[Stored data entries]
──────────────────────────────
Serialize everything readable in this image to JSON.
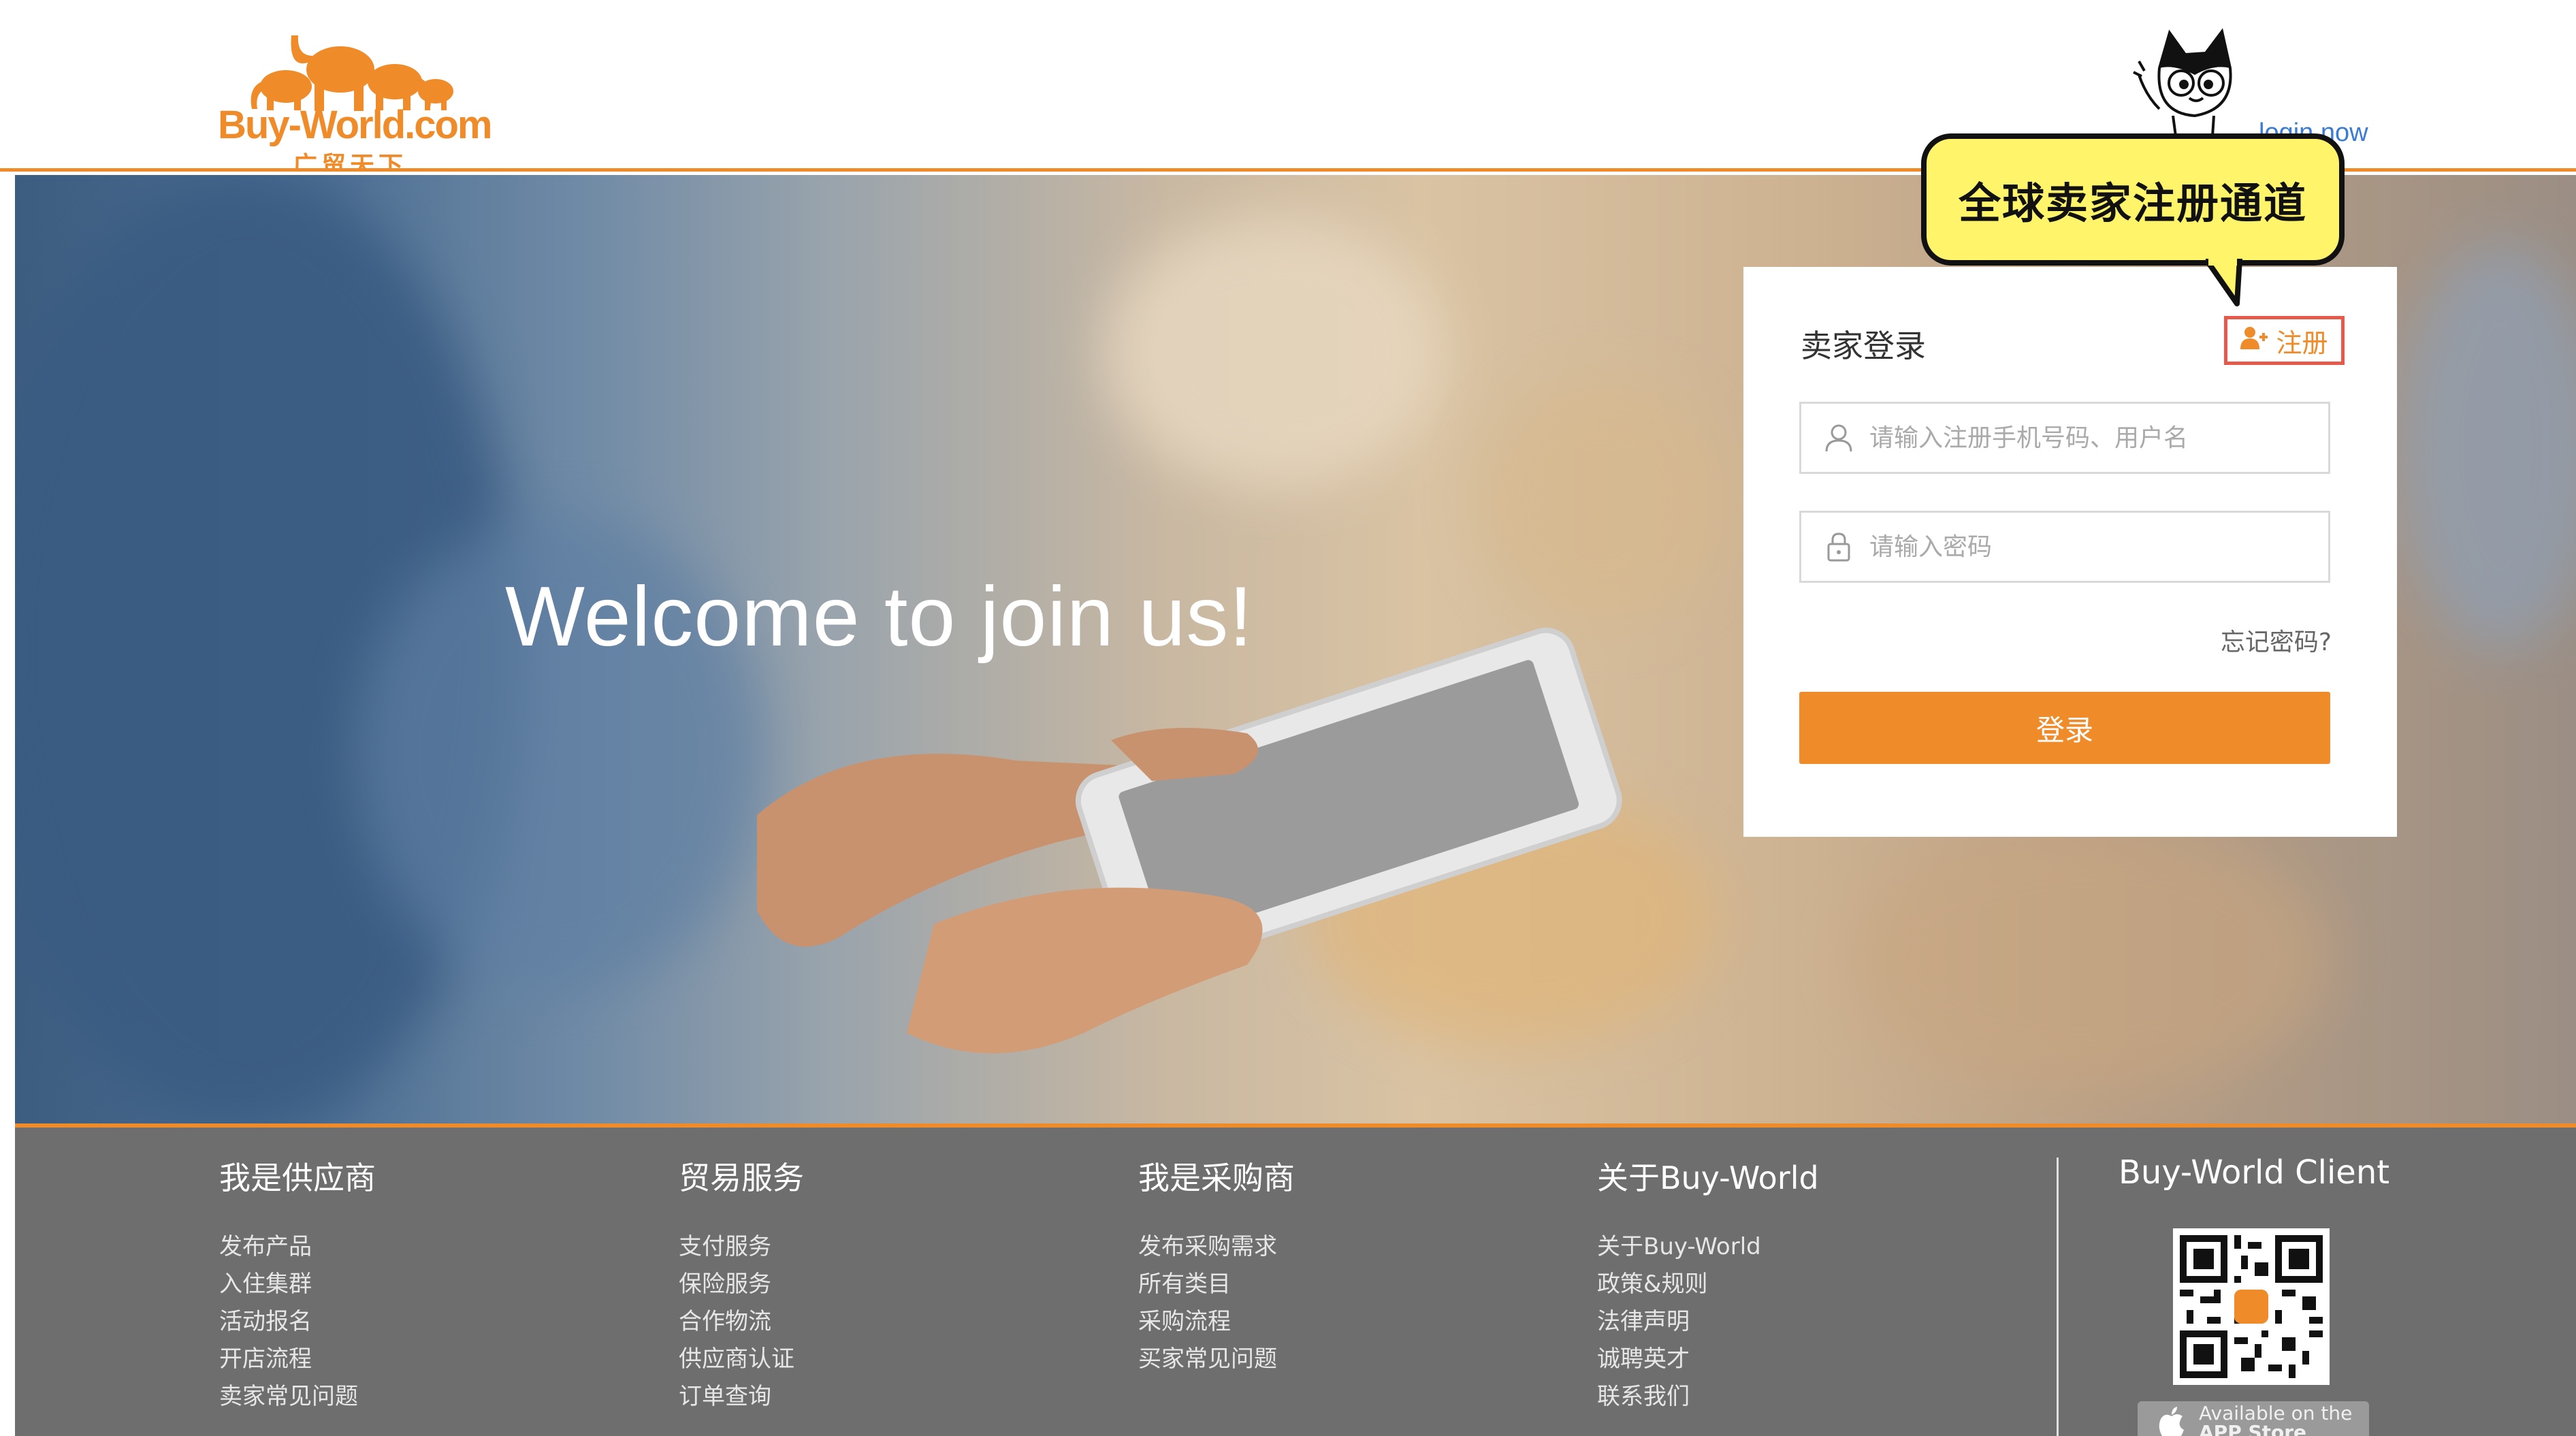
{
  "header": {
    "logo_text": "Buy-World.com",
    "logo_subtext": "广贸天下",
    "login_link": "login now"
  },
  "hero": {
    "welcome": "Welcome to join us!"
  },
  "login": {
    "title": "卖家登录",
    "register_label": "注册",
    "username_placeholder": "请输入注册手机号码、用户名",
    "password_placeholder": "请输入密码",
    "forgot": "忘记密码?",
    "submit": "登录"
  },
  "bubble": {
    "text": "全球卖家注册通道"
  },
  "footer": {
    "columns": [
      {
        "title": "我是供应商",
        "items": [
          "发布产品",
          "入住集群",
          "活动报名",
          "开店流程",
          "卖家常见问题"
        ]
      },
      {
        "title": "贸易服务",
        "items": [
          "支付服务",
          "保险服务",
          "合作物流",
          "供应商认证",
          "订单查询"
        ]
      },
      {
        "title": "我是采购商",
        "items": [
          "发布采购需求",
          "所有类目",
          "采购流程",
          "买家常见问题"
        ]
      },
      {
        "title": "关于Buy-World",
        "items": [
          "关于Buy-World",
          "政策&规则",
          "法律声明",
          "诚聘英才",
          "联系我们"
        ]
      }
    ],
    "client_title": "Buy-World Client",
    "appstore_line1": "Available on the",
    "appstore_line2": "APP Store"
  },
  "colors": {
    "accent": "#f08b2a",
    "footer_bg": "#6e6e6e",
    "bubble": "#fff46a",
    "register_border": "#e55a4a",
    "link": "#3a7bd5"
  },
  "icons": {
    "user": "user-icon",
    "lock": "lock-icon",
    "add_user": "add-user-icon",
    "apple": "apple-icon"
  }
}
──────────────────────────────
Your instructions: Leave the pictures out and output the rest of the listing exactly.

Reply to the exercise:
Serialize everything readable in this image to JSON.
{
  "header": {
    "logo_text": "Buy-World.com",
    "logo_subtext": "广贸天下",
    "login_link": "login now"
  },
  "hero": {
    "welcome": "Welcome to join us!"
  },
  "login": {
    "title": "卖家登录",
    "register_label": "注册",
    "username_placeholder": "请输入注册手机号码、用户名",
    "password_placeholder": "请输入密码",
    "forgot": "忘记密码?",
    "submit": "登录"
  },
  "bubble": {
    "text": "全球卖家注册通道"
  },
  "footer": {
    "columns": [
      {
        "title": "我是供应商",
        "items": [
          "发布产品",
          "入住集群",
          "活动报名",
          "开店流程",
          "卖家常见问题"
        ]
      },
      {
        "title": "贸易服务",
        "items": [
          "支付服务",
          "保险服务",
          "合作物流",
          "供应商认证",
          "订单查询"
        ]
      },
      {
        "title": "我是采购商",
        "items": [
          "发布采购需求",
          "所有类目",
          "采购流程",
          "买家常见问题"
        ]
      },
      {
        "title": "关于Buy-World",
        "items": [
          "关于Buy-World",
          "政策&规则",
          "法律声明",
          "诚聘英才",
          "联系我们"
        ]
      }
    ],
    "client_title": "Buy-World Client",
    "appstore_line1": "Available on the",
    "appstore_line2": "APP Store"
  },
  "colors": {
    "accent": "#f08b2a",
    "footer_bg": "#6e6e6e",
    "bubble": "#fff46a",
    "register_border": "#e55a4a",
    "link": "#3a7bd5"
  },
  "icons": {
    "user": "user-icon",
    "lock": "lock-icon",
    "add_user": "add-user-icon",
    "apple": "apple-icon"
  }
}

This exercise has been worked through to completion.